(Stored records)
[start]
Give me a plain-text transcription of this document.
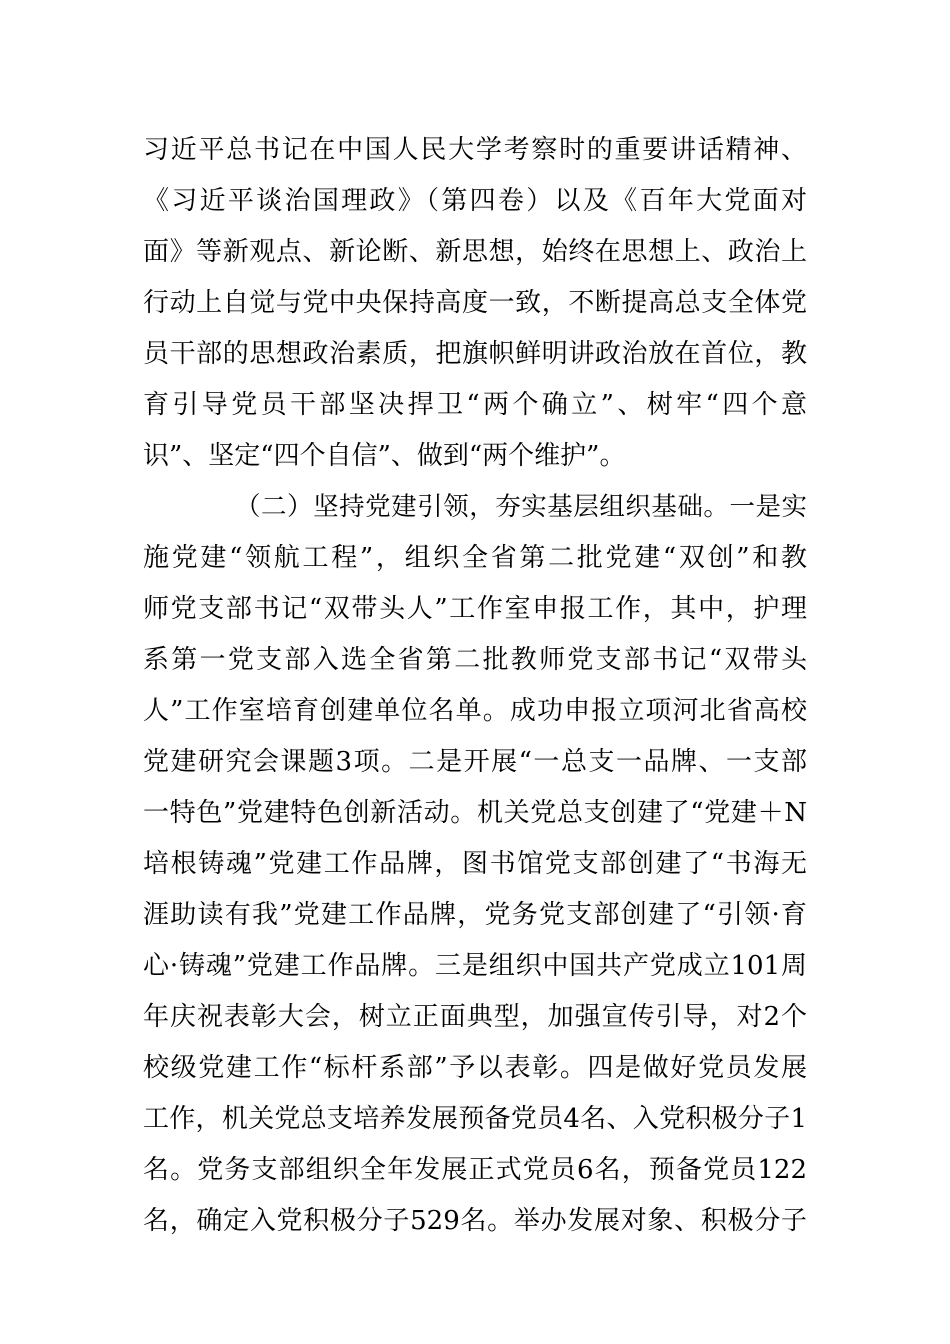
习近平总书记在中国人民大学考察时的重要讲话精神、
《习近平谈治国理政》（第四卷）以及《百年大党面对
面》等新观点、新论断、新思想，始终在思想上、政治上
行动上自觉与党中央保持高度一致，不断提高总支全体党
员干部的思想政治素质，把旗帜鲜明讲政治放在首位，教
育引导党员干部坚决捍卫“两个确立”、树牢“四个意
识”、坚定“四个自信”、做到“两个维护”。
（二）坚持党建引领，夯实基层组织基础。一是实
施党建“领航工程”，组织全省第二批党建“双创”和教
师党支部书记“双带头人”工作室申报工作，其中，护理
系第一党支部入选全省第二批教师党支部书记“双带头
人”工作室培育创建单位名单。成功申报立项河北省高校
党建研究会课题3项。二是开展“一总支一品牌、一支部
一特色”党建特色创新活动。机关党总支创建了“党建＋N
培根铸魂”党建工作品牌，图书馆党支部创建了“书海无
涯助读有我”党建工作品牌，党务党支部创建了“引领·育
心·铸魂”党建工作品牌。三是组织中国共产党成立101周
年庆祝表彰大会，树立正面典型，加强宣传引导，对2个
校级党建工作“标杆系部”予以表彰。四是做好党员发展
工作，机关党总支培养发展预备党员4名、入党积极分子1
名。党务支部组织全年发展正式党员6名，预备党员122
名，确定入党积极分子529名。举办发展对象、积极分子
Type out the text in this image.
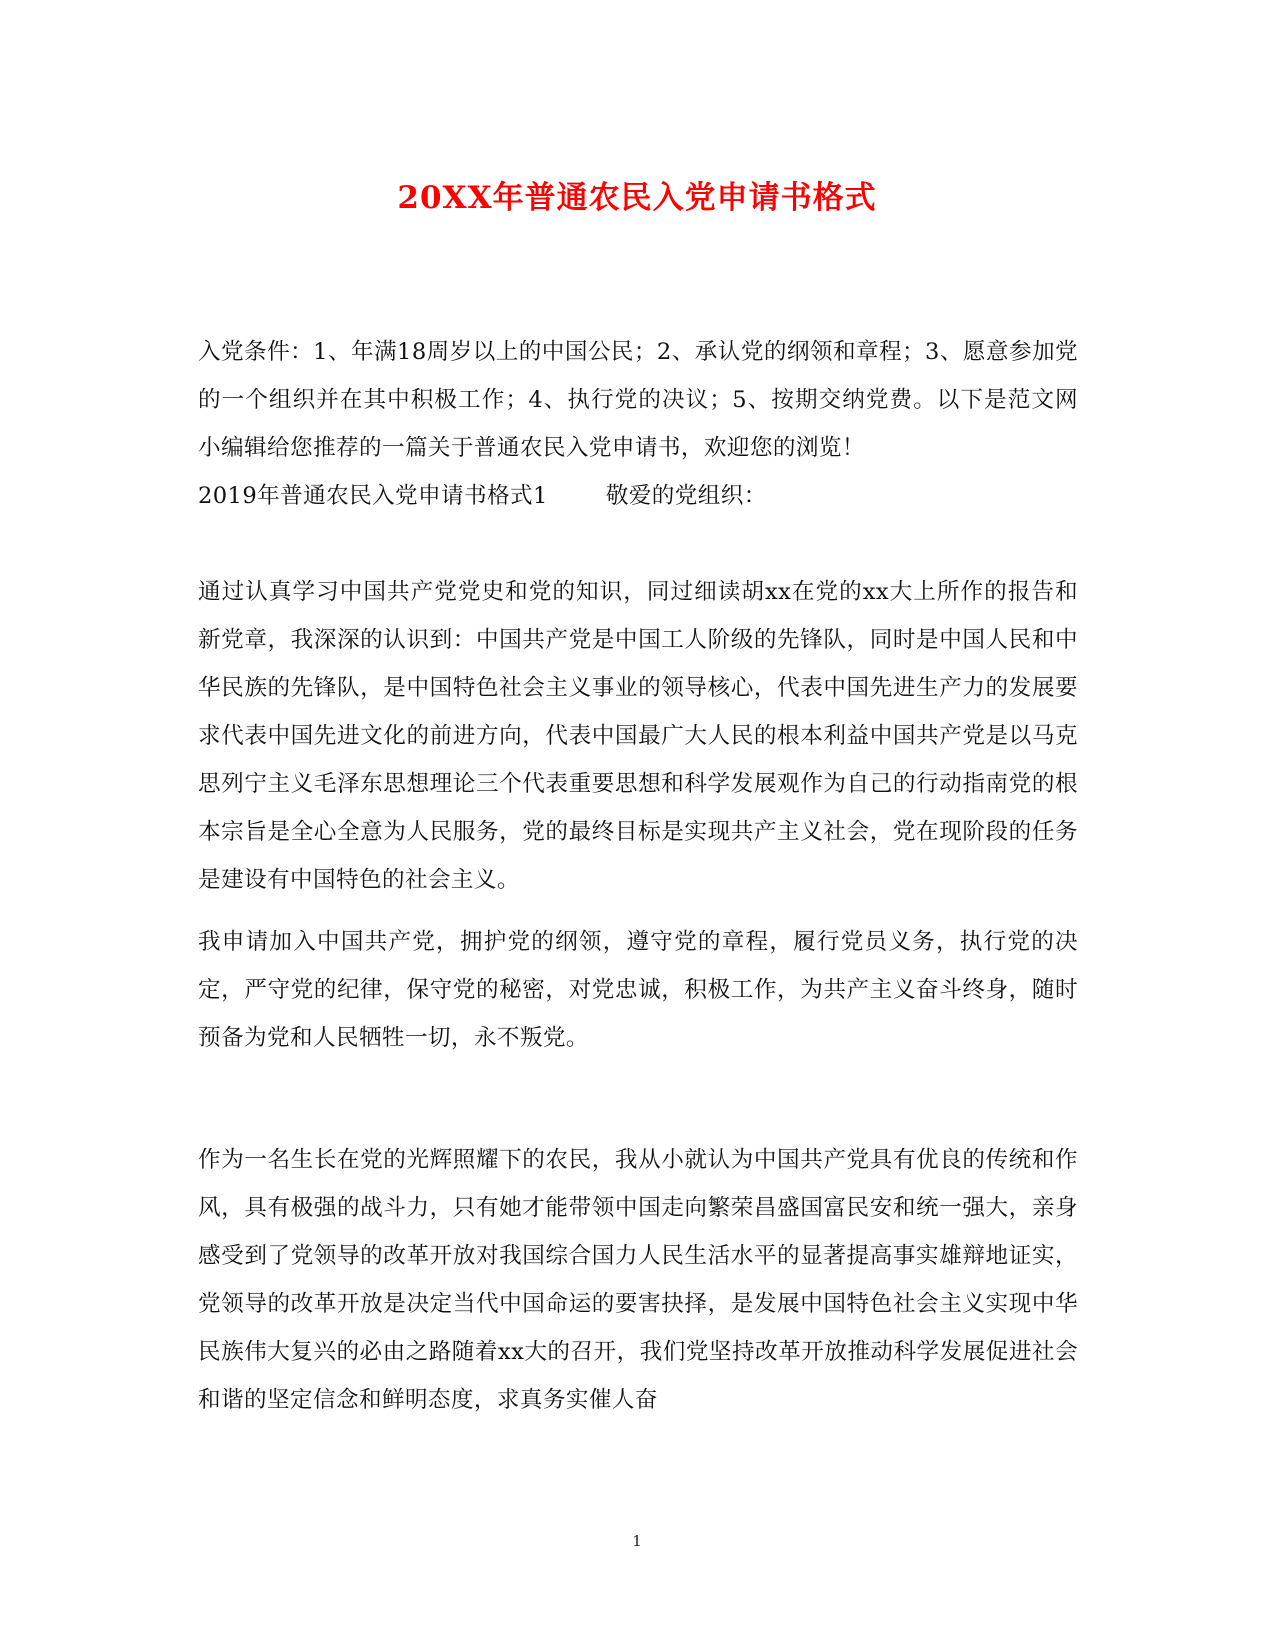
20XX年普通农民入党申请书格式

入党条件：1、年满18周岁以上的中国公民；2、承认党的纲领和章程；3、愿意参加党的一个组织并在其中积极工作；4、执行党的决议；5、按期交纳党费。以下是范文网小编辑给您推荐的一篇关于普通农民入党申请书，欢迎您的浏览！
2019年普通农民入党申请书格式1	敬爱的党组织：

通过认真学习中国共产党党史和党的知识，同过细读胡xx在党的xx大上所作的报告和新党章，我深深的认识到：中国共产党是中国工人阶级的先锋队，同时是中国人民和中华民族的先锋队，是中国特色社会主义事业的领导核心，代表中国先进生产力的发展要求代表中国先进文化的前进方向，代表中国最广大人民的根本利益中国共产党是以马克思列宁主义毛泽东思想理论三个代表重要思想和科学发展观作为自己的行动指南党的根本宗旨是全心全意为人民服务，党的最终目标是实现共产主义社会，党在现阶段的任务是建设有中国特色的社会主义。

我申请加入中国共产党，拥护党的纲领，遵守党的章程，履行党员义务，执行党的决定，严守党的纪律，保守党的秘密，对党忠诚，积极工作，为共产主义奋斗终身，随时预备为党和人民牺牲一切，永不叛党。

作为一名生长在党的光辉照耀下的农民，我从小就认为中国共产党具有优良的传统和作风，具有极强的战斗力，只有她才能带领中国走向繁荣昌盛国富民安和统一强大，亲身感受到了党领导的改革开放对我国综合国力人民生活水平的显著提高事实雄辩地证实，党领导的改革开放是决定当代中国命运的要害抉择，是发展中国特色社会主义实现中华民族伟大复兴的必由之路随着xx大的召开，我们党坚持改革开放推动科学发展促进社会和谐的坚定信念和鲜明态度，求真务实催人奋

1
[end]
WHAT YOU ARE ASKED TO DO ->
Take the lines from the one that contains "Type out the text in this image." down to the last line of the listing above, both included, and set them down exactly, leaving out pictures.

ANSWER FOR THIS EXERCISE ->
Type out the text in this image.
20XX年普通农民入党申请书格式

入党条件：1、年满18周岁以上的中国公民；2、承认党的纲领和章程；3、愿意参加党的一个组织并在其中积极工作；4、执行党的决议；5、按期交纳党费。以下是范文网小编辑给您推荐的一篇关于普通农民入党申请书，欢迎您的浏览！
2019年普通农民入党申请书格式1	敬爱的党组织：

通过认真学习中国共产党党史和党的知识，同过细读胡xx在党的xx大上所作的报告和新党章，我深深的认识到：中国共产党是中国工人阶级的先锋队，同时是中国人民和中华民族的先锋队，是中国特色社会主义事业的领导核心，代表中国先进生产力的发展要求代表中国先进文化的前进方向，代表中国最广大人民的根本利益中国共产党是以马克思列宁主义毛泽东思想理论三个代表重要思想和科学发展观作为自己的行动指南党的根本宗旨是全心全意为人民服务，党的最终目标是实现共产主义社会，党在现阶段的任务是建设有中国特色的社会主义。

我申请加入中国共产党，拥护党的纲领，遵守党的章程，履行党员义务，执行党的决定，严守党的纪律，保守党的秘密，对党忠诚，积极工作，为共产主义奋斗终身，随时预备为党和人民牺牲一切，永不叛党。

作为一名生长在党的光辉照耀下的农民，我从小就认为中国共产党具有优良的传统和作风，具有极强的战斗力，只有她才能带领中国走向繁荣昌盛国富民安和统一强大，亲身感受到了党领导的改革开放对我国综合国力人民生活水平的显著提高事实雄辩地证实，党领导的改革开放是决定当代中国命运的要害抉择，是发展中国特色社会主义实现中华民族伟大复兴的必由之路随着xx大的召开，我们党坚持改革开放推动科学发展促进社会和谐的坚定信念和鲜明态度，求真务实催人奋

1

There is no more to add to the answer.